## What you will do
Locate the word "Paracolpi" in the entries below, then gather every line that holds it.

## Records supplied
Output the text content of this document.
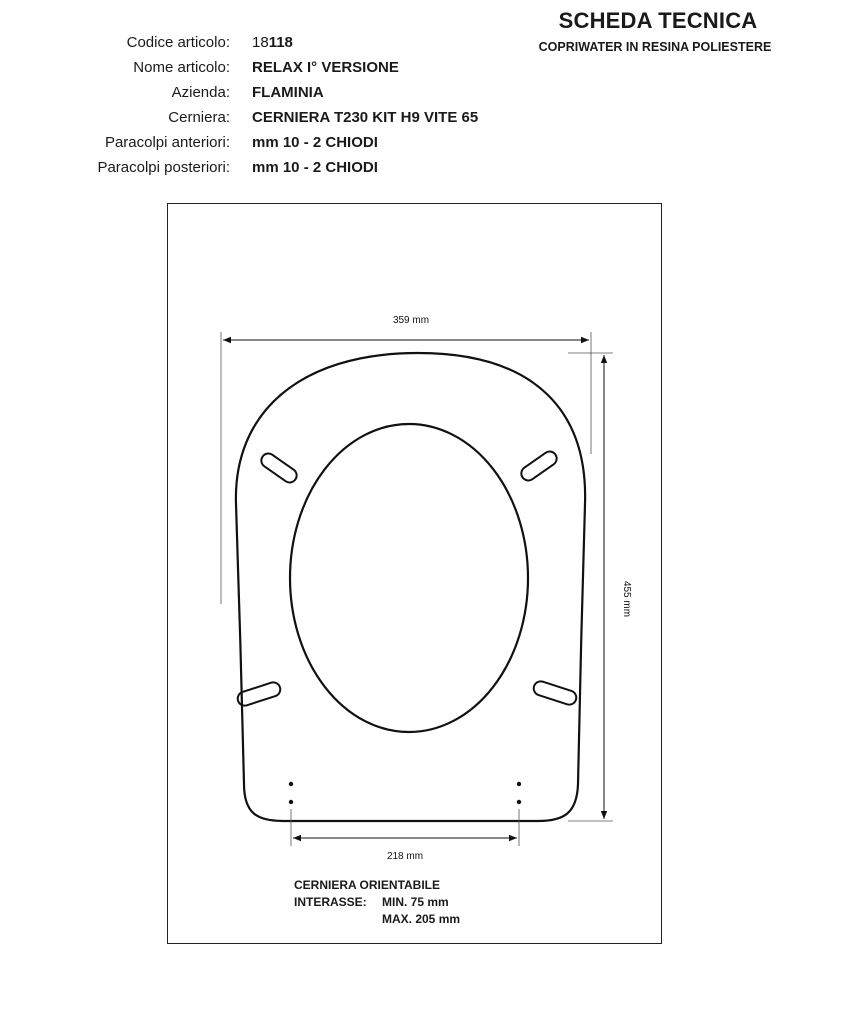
SCHEDA TECNICA
COPRIWATER IN RESINA POLIESTERE
Codice articolo: 18118
Nome articolo: RELAX I° VERSIONE
Azienda: FLAMINIA
Cerniera: CERNIERA T230 KIT H9 VITE 65
Paracolpi anteriori: mm 10 - 2 CHIODI
Paracolpi posteriori: mm 10 - 2 CHIODI
359 mm
455 mm
218 mm
CERNIERA ORIENTABILE
INTERASSE: MIN. 75 mm
MAX. 205 mm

## Result of the task
Paracolpi anteriori: mm 10 - 2 CHIODI
Paracolpi posteriori: mm 10 - 2 CHIODI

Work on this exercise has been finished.